Find the number of lines containing the string "values" in the data. Answer with the number by itself.
══ STORED RECORDS
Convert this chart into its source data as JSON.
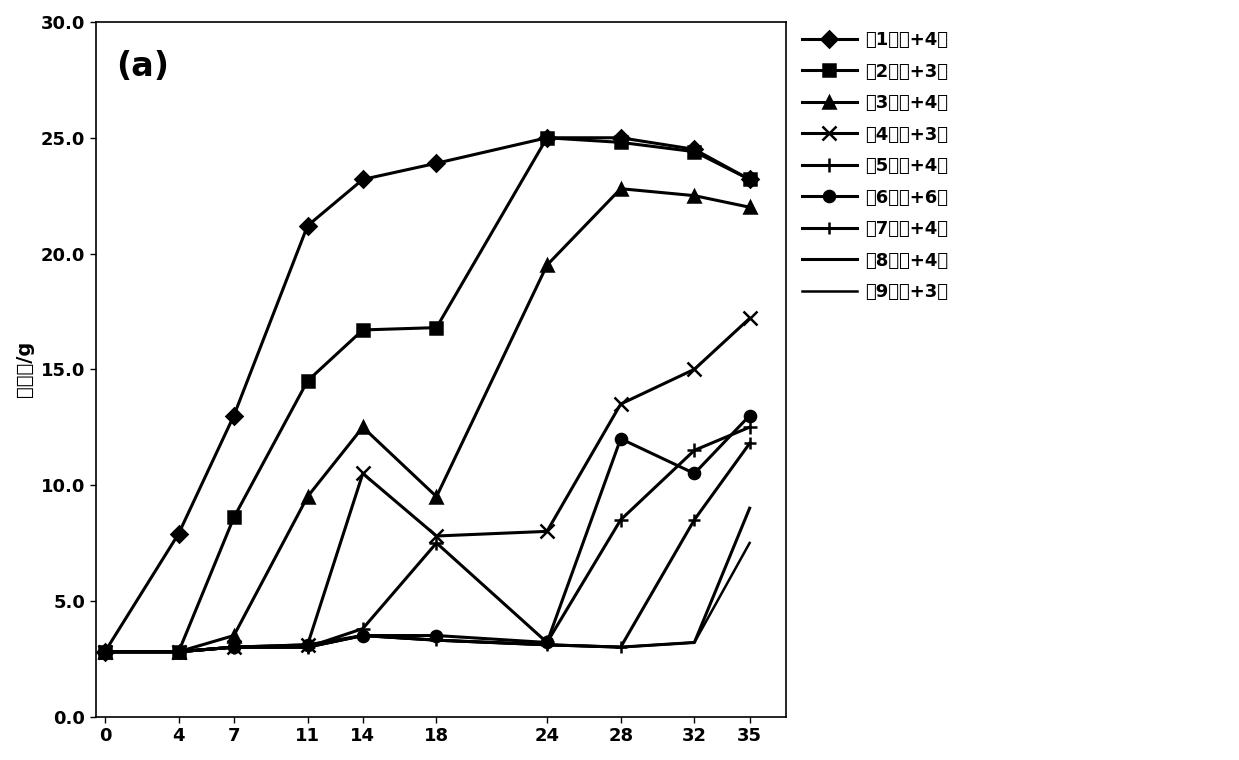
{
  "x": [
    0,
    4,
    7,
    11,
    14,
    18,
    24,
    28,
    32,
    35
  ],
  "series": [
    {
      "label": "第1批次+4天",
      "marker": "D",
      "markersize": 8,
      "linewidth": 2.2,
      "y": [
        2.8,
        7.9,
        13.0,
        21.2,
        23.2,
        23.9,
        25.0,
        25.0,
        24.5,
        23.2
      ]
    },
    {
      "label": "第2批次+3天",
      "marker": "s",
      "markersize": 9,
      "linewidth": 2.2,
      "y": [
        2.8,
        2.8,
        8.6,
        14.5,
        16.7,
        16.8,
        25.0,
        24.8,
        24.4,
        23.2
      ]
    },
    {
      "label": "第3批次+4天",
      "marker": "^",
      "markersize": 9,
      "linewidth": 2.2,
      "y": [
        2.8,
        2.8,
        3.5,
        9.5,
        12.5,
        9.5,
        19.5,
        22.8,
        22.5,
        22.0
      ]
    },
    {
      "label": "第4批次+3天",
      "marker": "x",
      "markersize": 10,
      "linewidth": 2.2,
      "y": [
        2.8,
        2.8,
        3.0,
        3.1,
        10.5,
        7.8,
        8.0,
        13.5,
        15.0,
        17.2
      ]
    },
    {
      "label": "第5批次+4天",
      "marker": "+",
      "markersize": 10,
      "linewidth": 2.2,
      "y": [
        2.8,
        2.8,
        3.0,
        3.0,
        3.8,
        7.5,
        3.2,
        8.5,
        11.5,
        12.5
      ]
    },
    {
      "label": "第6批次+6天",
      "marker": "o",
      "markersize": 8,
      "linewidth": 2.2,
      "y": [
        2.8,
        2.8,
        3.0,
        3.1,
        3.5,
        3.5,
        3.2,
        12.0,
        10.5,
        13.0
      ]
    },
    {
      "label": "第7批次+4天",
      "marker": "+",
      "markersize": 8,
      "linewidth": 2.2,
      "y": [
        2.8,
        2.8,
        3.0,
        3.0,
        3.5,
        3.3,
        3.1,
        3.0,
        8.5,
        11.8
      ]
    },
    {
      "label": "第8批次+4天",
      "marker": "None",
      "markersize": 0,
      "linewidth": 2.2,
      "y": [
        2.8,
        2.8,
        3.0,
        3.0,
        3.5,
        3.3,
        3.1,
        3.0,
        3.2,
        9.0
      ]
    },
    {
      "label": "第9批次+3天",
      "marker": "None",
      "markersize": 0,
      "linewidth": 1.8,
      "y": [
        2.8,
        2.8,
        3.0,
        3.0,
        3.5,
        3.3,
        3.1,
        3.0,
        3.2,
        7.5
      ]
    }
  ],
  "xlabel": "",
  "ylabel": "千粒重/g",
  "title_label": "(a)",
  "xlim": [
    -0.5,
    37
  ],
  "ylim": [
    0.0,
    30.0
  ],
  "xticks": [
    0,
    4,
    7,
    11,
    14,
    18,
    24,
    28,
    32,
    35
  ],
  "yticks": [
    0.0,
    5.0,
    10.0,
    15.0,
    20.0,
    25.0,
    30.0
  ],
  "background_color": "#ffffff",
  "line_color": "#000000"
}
════
══ STORED RECORDS
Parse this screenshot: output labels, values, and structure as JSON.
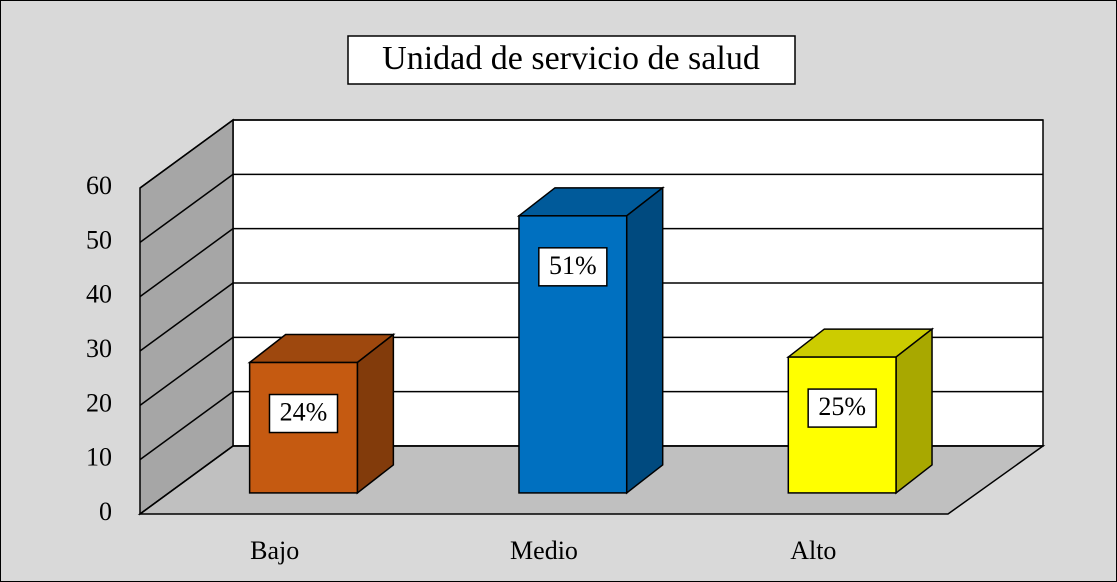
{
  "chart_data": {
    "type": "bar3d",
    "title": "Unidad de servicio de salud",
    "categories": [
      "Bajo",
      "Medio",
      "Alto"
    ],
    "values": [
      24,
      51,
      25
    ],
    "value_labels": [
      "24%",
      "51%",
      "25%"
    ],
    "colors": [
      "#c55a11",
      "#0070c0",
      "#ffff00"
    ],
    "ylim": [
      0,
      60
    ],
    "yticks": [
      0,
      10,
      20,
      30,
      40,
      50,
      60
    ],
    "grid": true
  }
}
════
▸ SOLUTION FOR THIS PROBLEM: 2